» Short task: Decide whether each statement agrees with the ModelLinkGraph documentation below, giving yes or no for each along with the deciding words quoted from it: (a) destroying a graph also destroys the ModelLinkGraphNode objects it contains; (b) canonicalPlantri() keeps the original labelling of the nodes; (c) the tight parameter of canonicalPlantri() defaults to true.

» Extract provided:
+ + + + + + +

The graph that is passed (src) will no longer be usable.

Parameters
srcthe graph to move.

◆ ~ModelLinkGraph()

regina::ModelLinkGraph::~ModelLinkGraph ( )
inline

Destroys this graph.

The ModelLinkGraphNode objects contained in this graph will also be destroyed.

Member Function Documentation

◆ canonicalPlantri()

std::string regina::ModelLinkGraph::canonicalPlantri ( bool  useReflection = true,
bool  tight = false 
) const

Outputs a text representation of this graph in a variant of the plantri ASCII format, using a canonical relabelling of nodes and arcs, and with optional compression.

This routine is similar to plantri(), but with two significant differences:

  • This routine does not preserve the labelling of nodes and the order of arcs around each node. Instead it reorders the nodes and arcs so that any two relabellings of the "same" planar embedding will produce the same canonicalPlantri() output. By "same" we allow for relabelling and isotopy (sliding the graph around the sphere); if the argument useReflection is true then we allow for reflection also.

+ + + + + + +

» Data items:
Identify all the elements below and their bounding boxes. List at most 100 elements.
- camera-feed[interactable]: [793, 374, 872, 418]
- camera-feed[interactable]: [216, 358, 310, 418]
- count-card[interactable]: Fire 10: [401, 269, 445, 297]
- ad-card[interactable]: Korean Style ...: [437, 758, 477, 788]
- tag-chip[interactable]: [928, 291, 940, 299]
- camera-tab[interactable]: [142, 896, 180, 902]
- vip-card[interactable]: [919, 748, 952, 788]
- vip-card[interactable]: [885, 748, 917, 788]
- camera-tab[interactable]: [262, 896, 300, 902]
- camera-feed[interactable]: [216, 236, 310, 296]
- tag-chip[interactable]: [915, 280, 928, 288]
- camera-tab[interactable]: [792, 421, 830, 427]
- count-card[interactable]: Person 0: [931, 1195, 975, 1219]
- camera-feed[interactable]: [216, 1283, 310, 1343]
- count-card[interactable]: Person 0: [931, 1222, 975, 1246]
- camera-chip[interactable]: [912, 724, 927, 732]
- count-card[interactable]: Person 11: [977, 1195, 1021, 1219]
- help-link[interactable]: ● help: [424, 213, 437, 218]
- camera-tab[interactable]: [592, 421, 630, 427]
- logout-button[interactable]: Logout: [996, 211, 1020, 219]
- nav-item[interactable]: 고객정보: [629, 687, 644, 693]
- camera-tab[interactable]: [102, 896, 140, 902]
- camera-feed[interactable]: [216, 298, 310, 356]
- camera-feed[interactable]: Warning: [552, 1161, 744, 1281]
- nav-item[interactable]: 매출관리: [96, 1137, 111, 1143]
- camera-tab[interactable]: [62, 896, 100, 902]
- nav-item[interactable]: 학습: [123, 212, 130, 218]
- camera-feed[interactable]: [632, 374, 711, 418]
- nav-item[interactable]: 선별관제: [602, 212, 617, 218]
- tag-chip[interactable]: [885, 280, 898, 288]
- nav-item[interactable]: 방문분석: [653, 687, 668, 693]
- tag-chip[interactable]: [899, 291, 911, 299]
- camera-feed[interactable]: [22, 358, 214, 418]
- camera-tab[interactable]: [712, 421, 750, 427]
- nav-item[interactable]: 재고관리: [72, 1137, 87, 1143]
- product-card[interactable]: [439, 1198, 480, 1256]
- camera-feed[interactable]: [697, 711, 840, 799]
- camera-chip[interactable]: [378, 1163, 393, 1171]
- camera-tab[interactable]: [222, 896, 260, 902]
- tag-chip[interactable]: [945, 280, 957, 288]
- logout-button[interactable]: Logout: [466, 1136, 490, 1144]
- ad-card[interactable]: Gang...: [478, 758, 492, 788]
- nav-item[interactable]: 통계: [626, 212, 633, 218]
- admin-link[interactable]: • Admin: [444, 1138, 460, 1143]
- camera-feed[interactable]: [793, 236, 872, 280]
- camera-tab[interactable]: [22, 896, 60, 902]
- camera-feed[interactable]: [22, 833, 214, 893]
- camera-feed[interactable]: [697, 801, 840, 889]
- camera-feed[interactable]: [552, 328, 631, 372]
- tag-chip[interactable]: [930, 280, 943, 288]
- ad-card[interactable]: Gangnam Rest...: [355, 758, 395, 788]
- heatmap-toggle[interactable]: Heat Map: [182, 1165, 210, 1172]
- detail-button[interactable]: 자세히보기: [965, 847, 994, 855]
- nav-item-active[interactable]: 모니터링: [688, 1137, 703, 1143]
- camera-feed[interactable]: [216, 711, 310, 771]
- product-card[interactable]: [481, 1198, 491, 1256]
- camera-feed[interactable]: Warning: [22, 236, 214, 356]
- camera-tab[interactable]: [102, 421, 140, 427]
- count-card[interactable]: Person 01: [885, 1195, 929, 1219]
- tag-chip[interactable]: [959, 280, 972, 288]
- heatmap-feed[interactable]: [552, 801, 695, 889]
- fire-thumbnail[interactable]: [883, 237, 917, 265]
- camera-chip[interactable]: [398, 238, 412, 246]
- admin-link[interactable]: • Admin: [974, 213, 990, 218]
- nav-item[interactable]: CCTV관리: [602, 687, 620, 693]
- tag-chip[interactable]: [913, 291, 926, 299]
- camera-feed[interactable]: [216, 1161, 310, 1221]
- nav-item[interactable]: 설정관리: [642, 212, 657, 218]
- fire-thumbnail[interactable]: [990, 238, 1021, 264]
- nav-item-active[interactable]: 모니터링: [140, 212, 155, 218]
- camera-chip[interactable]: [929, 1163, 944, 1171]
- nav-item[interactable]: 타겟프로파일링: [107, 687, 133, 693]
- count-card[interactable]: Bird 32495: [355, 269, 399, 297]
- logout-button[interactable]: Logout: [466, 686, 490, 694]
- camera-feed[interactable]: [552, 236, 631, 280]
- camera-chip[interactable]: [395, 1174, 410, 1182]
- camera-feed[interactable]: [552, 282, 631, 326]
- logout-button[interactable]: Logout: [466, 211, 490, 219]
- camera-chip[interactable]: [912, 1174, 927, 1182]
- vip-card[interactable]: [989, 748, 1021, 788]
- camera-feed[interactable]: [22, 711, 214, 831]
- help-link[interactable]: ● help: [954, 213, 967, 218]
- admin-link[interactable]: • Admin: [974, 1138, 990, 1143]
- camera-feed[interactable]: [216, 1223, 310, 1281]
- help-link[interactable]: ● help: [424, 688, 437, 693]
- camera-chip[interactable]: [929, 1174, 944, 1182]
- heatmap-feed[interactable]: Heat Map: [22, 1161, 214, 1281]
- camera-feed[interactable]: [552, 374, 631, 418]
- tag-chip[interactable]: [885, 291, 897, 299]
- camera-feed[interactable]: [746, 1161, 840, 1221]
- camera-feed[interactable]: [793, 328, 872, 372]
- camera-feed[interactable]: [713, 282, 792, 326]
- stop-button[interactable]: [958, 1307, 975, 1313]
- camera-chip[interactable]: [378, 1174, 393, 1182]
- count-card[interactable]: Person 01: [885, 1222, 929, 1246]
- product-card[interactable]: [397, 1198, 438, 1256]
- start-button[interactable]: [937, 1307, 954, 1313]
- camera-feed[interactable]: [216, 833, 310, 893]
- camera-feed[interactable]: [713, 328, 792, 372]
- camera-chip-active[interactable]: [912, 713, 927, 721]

+ + + + + + +

» Expected answer:
(a) Yes: "The ModelLinkGraphNode objects contained in this graph will also be destroyed."
(b) No: "This routine does not preserve the labelling of nodes and the order of arcs around each node."
(c) No: "tight = false"